Pick every line with "pounds" from the material below.

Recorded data
┌──

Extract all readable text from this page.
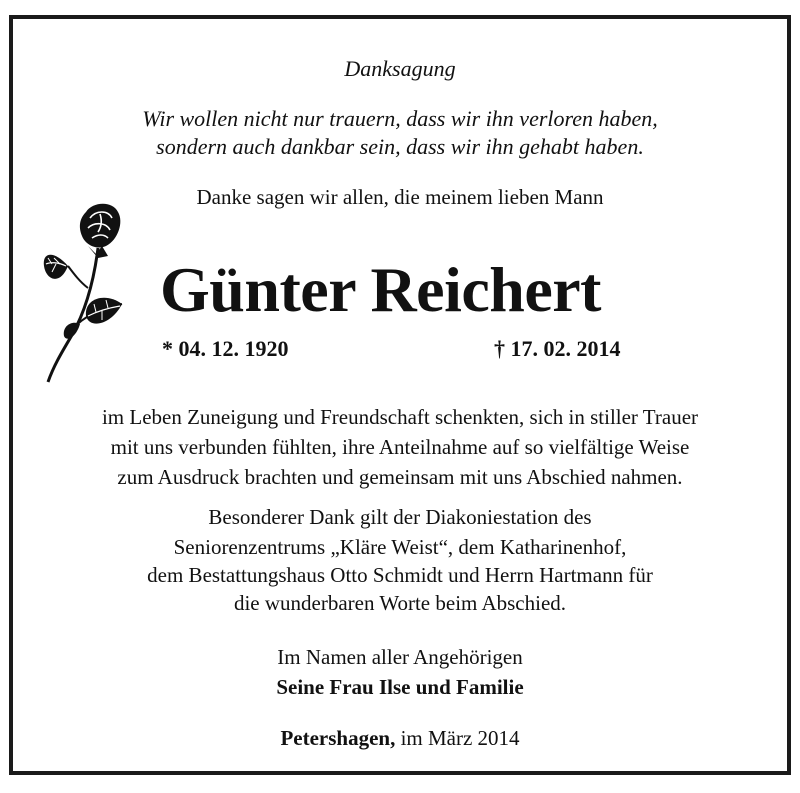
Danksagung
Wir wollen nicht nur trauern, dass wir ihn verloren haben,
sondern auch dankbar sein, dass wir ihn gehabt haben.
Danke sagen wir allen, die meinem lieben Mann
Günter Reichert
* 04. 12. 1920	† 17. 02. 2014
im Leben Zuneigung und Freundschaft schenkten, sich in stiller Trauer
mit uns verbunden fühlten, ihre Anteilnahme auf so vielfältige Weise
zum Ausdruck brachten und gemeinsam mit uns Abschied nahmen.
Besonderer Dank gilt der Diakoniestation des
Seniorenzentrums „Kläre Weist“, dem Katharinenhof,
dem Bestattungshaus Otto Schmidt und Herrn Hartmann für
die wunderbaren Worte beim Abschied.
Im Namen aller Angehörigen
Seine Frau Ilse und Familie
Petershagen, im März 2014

└──
┌──

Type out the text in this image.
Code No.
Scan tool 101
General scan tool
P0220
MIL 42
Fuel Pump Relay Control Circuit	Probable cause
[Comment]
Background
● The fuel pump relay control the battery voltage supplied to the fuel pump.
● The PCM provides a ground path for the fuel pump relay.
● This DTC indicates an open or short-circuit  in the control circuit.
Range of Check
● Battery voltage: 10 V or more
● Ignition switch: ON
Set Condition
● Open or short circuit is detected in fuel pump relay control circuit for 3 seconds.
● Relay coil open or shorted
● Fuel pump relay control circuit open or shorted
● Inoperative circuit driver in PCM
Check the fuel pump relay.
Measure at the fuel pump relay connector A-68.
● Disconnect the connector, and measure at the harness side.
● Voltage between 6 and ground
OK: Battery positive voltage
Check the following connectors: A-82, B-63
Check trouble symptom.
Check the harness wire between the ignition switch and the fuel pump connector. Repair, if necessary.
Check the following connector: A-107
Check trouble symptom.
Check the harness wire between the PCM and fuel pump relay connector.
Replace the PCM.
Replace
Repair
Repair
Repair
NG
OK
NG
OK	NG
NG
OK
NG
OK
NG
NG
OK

└──
┌──

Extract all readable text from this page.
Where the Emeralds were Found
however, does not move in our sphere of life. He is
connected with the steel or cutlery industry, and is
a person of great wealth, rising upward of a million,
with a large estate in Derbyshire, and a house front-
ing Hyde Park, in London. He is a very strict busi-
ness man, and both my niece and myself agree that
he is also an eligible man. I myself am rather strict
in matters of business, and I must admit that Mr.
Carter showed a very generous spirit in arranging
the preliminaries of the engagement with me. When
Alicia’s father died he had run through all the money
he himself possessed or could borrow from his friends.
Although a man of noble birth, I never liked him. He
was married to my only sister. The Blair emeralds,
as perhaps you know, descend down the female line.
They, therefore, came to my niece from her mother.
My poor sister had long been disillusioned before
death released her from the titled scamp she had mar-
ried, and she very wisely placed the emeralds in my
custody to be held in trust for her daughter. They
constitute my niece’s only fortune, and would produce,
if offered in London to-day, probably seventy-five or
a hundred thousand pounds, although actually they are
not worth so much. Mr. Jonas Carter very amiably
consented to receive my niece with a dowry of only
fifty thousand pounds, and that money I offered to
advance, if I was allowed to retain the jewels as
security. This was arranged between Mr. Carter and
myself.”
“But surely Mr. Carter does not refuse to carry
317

└──

Answer
a hundred thousand pounds, although actually they are
fifty thousand pounds, and that money I offered to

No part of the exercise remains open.